* _Directive_
Scan the material and copy every line in which "security" appears.

Records excerpted from a collection
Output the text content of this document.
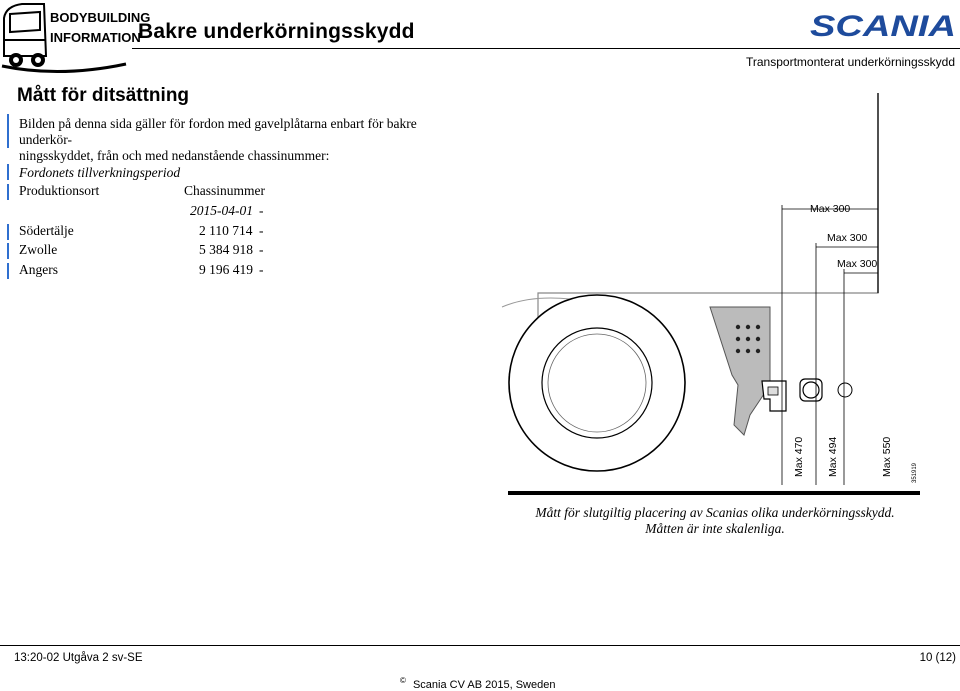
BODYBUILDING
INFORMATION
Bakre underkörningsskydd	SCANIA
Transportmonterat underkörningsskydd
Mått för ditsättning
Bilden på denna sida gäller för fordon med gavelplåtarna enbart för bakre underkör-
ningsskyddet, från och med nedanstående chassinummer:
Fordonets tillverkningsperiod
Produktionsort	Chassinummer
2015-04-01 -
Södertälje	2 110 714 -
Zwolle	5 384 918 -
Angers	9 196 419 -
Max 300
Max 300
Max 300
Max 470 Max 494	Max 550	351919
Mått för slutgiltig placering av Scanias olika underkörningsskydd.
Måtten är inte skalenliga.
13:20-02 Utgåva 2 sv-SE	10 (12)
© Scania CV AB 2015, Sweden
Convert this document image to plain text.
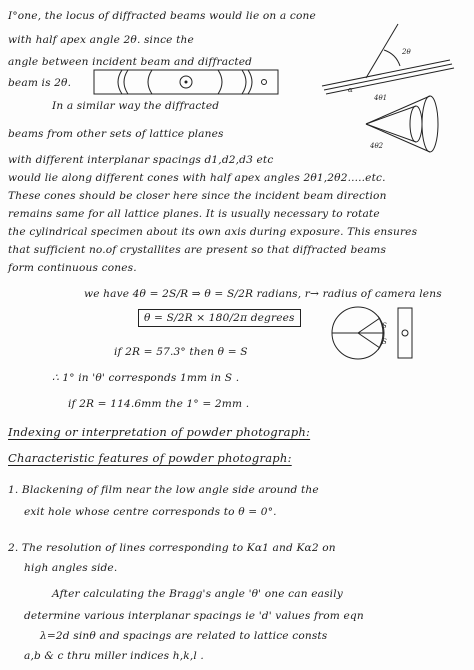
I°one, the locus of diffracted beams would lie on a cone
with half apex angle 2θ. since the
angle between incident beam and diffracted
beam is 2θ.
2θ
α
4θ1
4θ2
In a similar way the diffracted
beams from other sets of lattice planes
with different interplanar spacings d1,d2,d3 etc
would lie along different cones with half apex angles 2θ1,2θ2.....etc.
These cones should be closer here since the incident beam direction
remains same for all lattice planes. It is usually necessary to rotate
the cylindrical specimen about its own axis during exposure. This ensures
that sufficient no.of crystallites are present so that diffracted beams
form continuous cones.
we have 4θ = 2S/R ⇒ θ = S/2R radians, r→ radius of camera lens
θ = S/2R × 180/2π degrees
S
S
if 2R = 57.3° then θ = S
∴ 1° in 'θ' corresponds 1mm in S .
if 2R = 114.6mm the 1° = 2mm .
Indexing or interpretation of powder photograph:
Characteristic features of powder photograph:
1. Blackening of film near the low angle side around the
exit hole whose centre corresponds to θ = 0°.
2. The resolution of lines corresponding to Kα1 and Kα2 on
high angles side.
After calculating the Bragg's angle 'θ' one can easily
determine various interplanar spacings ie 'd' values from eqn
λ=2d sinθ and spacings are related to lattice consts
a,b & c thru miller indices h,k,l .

* * *

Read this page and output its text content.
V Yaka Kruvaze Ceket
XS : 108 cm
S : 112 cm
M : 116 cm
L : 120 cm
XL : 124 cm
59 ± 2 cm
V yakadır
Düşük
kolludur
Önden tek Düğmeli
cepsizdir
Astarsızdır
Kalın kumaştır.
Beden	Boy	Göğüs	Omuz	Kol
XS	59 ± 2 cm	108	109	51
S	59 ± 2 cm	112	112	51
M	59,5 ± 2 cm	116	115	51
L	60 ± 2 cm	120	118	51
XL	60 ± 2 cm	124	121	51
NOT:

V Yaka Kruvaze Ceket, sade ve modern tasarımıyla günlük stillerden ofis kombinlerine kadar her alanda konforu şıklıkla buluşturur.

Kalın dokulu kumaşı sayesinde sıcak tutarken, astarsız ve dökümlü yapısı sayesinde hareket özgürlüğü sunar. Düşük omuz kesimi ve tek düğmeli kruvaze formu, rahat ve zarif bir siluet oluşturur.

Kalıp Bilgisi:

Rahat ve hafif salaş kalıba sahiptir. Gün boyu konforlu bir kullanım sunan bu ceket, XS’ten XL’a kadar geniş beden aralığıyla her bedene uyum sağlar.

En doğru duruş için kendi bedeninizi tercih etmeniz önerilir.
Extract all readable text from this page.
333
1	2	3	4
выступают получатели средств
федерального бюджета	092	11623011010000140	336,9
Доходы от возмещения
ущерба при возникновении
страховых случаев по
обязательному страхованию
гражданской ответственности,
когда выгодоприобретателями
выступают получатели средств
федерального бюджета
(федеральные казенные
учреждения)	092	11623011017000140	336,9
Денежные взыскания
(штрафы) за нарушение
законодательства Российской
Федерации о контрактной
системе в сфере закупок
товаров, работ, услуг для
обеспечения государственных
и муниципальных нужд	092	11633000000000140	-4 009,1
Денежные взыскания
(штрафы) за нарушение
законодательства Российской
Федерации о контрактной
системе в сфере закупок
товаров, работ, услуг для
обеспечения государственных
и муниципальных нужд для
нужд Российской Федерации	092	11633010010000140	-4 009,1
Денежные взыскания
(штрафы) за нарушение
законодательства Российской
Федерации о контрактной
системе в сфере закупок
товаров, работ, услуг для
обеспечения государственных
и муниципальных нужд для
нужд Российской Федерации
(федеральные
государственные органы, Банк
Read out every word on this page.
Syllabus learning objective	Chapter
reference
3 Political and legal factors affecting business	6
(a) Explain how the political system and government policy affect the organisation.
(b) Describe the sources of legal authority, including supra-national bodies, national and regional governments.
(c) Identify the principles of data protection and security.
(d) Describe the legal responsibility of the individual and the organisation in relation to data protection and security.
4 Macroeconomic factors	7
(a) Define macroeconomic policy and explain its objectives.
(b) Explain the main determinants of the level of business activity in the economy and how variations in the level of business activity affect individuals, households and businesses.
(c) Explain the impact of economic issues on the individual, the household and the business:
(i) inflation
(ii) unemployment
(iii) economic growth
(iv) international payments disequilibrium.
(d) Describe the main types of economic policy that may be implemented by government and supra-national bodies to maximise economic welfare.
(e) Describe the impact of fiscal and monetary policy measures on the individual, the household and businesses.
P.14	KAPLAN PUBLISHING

* * *

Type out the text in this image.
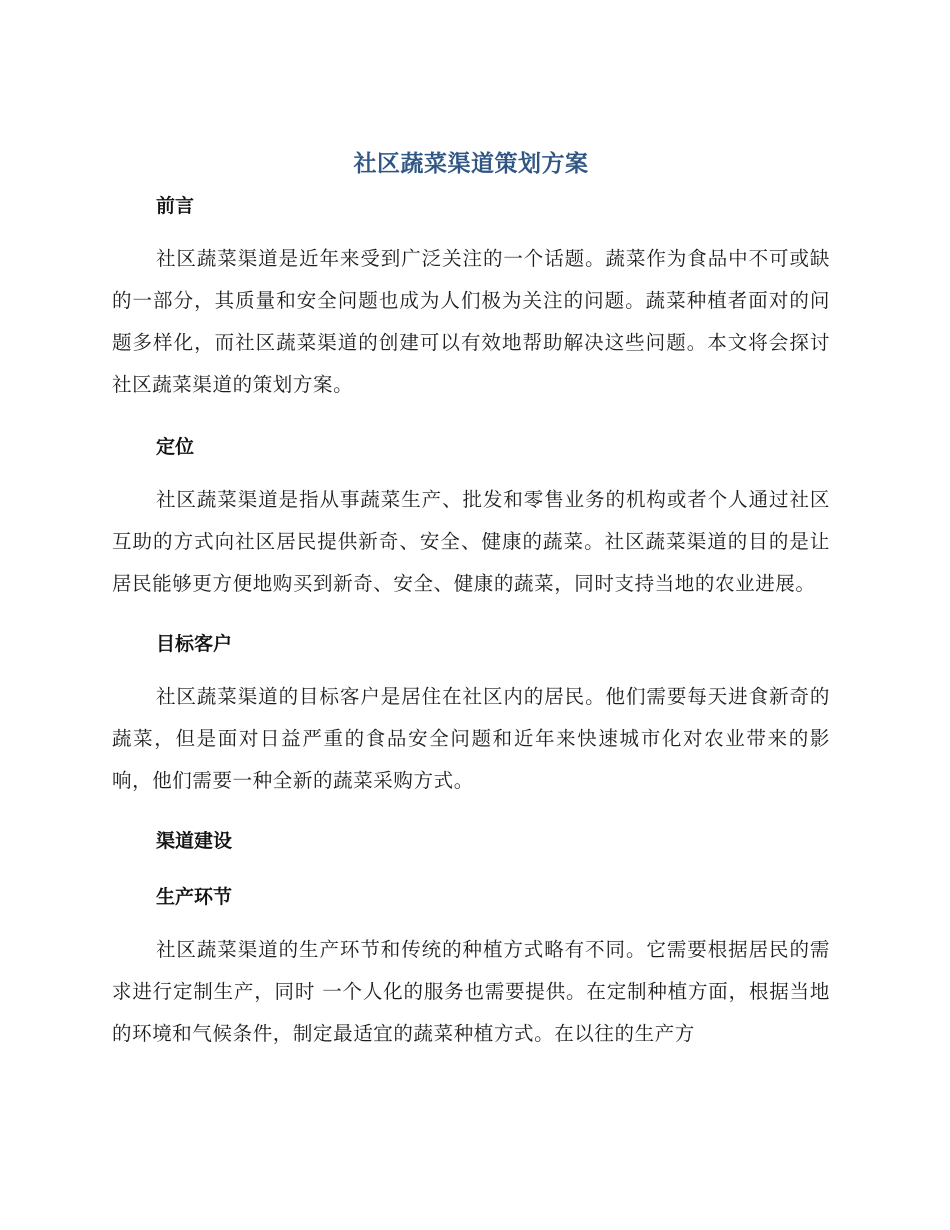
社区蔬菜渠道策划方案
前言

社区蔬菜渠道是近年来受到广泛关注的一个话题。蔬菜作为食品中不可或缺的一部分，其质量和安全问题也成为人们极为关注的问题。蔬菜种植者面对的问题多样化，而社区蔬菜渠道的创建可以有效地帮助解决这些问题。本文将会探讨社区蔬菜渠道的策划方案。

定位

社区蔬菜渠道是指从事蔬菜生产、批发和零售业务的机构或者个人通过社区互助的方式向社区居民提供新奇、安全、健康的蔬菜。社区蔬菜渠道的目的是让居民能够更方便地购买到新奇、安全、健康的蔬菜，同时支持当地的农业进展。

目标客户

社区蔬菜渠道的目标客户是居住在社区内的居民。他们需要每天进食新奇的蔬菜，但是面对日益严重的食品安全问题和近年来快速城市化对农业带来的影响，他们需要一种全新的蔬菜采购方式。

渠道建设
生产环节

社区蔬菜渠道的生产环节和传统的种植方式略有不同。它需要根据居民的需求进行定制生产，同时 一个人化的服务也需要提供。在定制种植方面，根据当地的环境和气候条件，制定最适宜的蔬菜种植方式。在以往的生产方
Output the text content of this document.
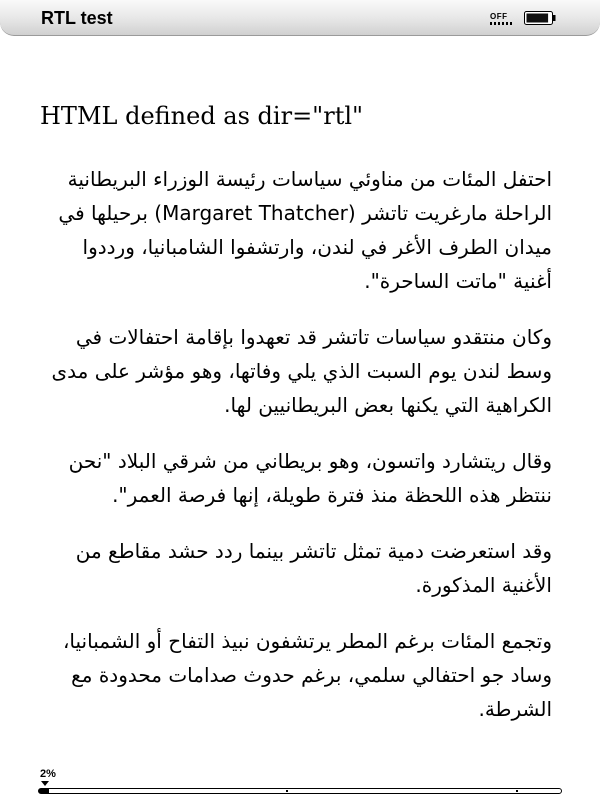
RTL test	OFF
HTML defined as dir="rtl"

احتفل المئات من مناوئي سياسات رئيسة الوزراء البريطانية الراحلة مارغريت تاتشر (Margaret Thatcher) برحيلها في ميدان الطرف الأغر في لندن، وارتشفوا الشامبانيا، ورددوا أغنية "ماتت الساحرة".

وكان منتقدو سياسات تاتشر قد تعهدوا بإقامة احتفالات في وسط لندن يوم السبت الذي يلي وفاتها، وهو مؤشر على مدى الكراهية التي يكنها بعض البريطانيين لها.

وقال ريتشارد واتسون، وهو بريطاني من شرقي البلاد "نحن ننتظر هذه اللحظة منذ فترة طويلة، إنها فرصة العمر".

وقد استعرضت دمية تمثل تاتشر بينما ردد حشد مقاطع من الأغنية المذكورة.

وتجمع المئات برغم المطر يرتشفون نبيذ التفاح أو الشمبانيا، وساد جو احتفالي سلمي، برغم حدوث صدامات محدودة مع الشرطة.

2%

* _The completed task_
(c) Identify the principles of data protection and security.
(d) Describe the legal responsibility of the individual and the organisation in relation to data protection and security.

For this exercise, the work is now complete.